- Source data
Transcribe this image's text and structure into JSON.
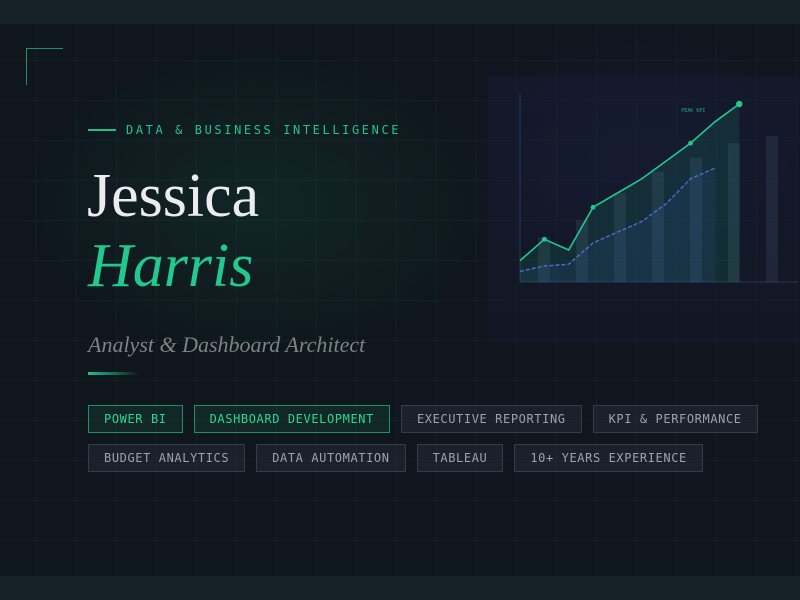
{
  "hero": {
    "eyebrow": "DATA & BUSINESS INTELLIGENCE",
    "first_name": "Jessica",
    "last_name": "Harris",
    "subtitle": "Analyst & Dashboard Architect"
  },
  "tags_row1": [
    {
      "label": "POWER BI",
      "active": true
    },
    {
      "label": "DASHBOARD DEVELOPMENT",
      "active": true
    },
    {
      "label": "EXECUTIVE REPORTING",
      "active": false
    },
    {
      "label": "KPI & PERFORMANCE",
      "active": false
    }
  ],
  "tags_row2": [
    {
      "label": "BUDGET ANALYTICS",
      "active": false
    },
    {
      "label": "DATA AUTOMATION",
      "active": false
    },
    {
      "label": "TABLEAU",
      "active": false
    },
    {
      "label": "10+ YEARS EXPERIENCE",
      "active": false
    }
  ],
  "colors": {
    "background": "#0f161d",
    "accent": "#21c98e",
    "secondary_line": "#4c5fd4",
    "tag_border": "#353c44"
  },
  "chart_data": {
    "type": "line",
    "x": [
      1,
      2,
      3,
      4,
      5,
      6,
      7,
      8,
      9,
      10,
      11,
      12
    ],
    "series": [
      {
        "values": [
          12,
          24,
          18,
          42,
          50,
          58,
          68,
          78,
          90,
          100,
          null,
          null
        ]
      },
      {
        "values": [
          6,
          9,
          10,
          22,
          28,
          34,
          44,
          58,
          64,
          null,
          null,
          null
        ]
      }
    ],
    "bars": [
      25,
      35,
      50,
      62,
      70,
      78,
      82
    ],
    "labels": {
      "peak": "PEAK KPI"
    },
    "ylim": [
      0,
      100
    ]
  }
}
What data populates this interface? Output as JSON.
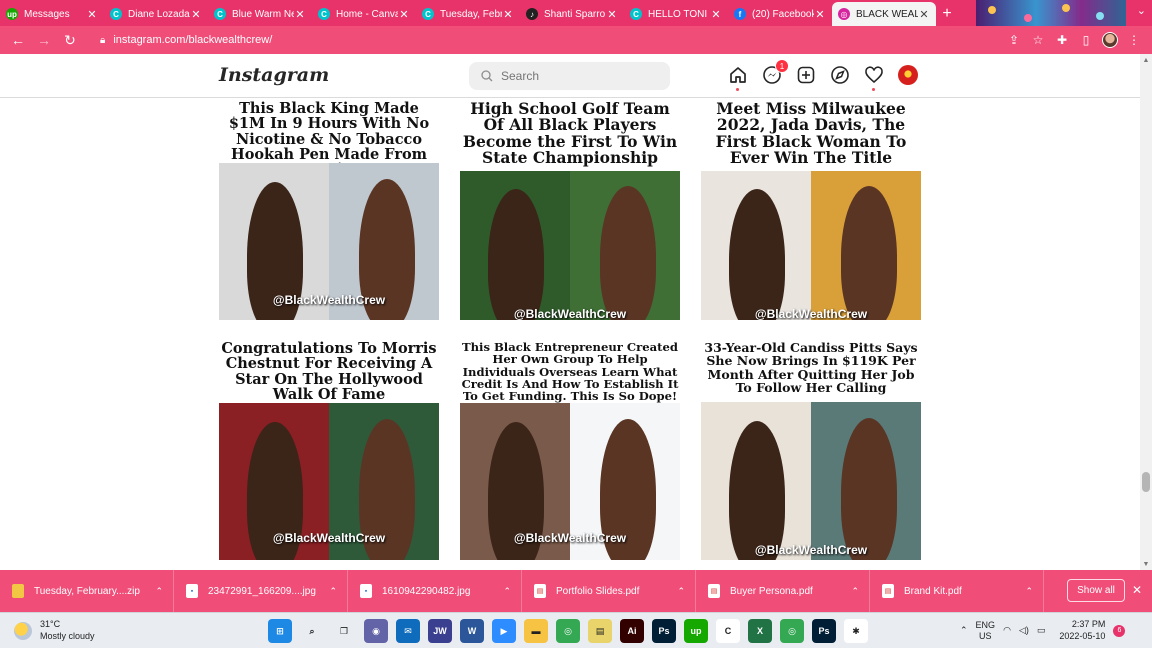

- Instruction
Restate each of the entries above word for word and skip every image.

- Output of the task
Transcribe this image's text and structure into JSON.
{
  "hero": {
    "eyebrow": "DATA & BUSINESS INTELLIGENCE",
    "first_name": "Jessica",
    "last_name": "Harris",
    "subtitle": "Analyst & Dashboard Architect"
  },
  "tags_row1": [
    {
      "label": "POWER BI",
      "active": true
    },
    {
      "label": "DASHBOARD DEVELOPMENT",
      "active": true
    },
    {
      "label": "EXECUTIVE REPORTING",
      "active": false
    },
    {
      "label": "KPI & PERFORMANCE",
      "active": false
    }
  ],
  "tags_row2": [
    {
      "label": "BUDGET ANALYTICS",
      "active": false
    },
    {
      "label": "DATA AUTOMATION",
      "active": false
    },
    {
      "label": "TABLEAU",
      "active": false
    },
    {
      "label": "10+ YEARS EXPERIENCE",
      "active": false
    }
  ],
  "colors": {
    "background": "#0f161d",
    "accent": "#21c98e",
    "secondary_line": "#4c5fd4",
    "tag_border": "#353c44"
  },
  "chart_data": {
    "type": "line",
    "x": [
      1,
      2,
      3,
      4,
      5,
      6,
      7,
      8,
      9,
      10,
      11,
      12
    ],
    "series": [
      {
        "values": [
          12,
          24,
          18,
          42,
          50,
          58,
          68,
          78,
          90,
          100,
          null,
          null
        ]
      },
      {
        "values": [
          6,
          9,
          10,
          22,
          28,
          34,
          44,
          58,
          64,
          null,
          null,
          null
        ]
      }
    ],
    "bars": [
      25,
      35,
      50,
      62,
      70,
      78,
      82
    ],
    "labels": {
      "peak": "PEAK KPI"
    },
    "ylim": [
      0,
      100
    ]
  }
}
What data populates this interface? Output as JSON.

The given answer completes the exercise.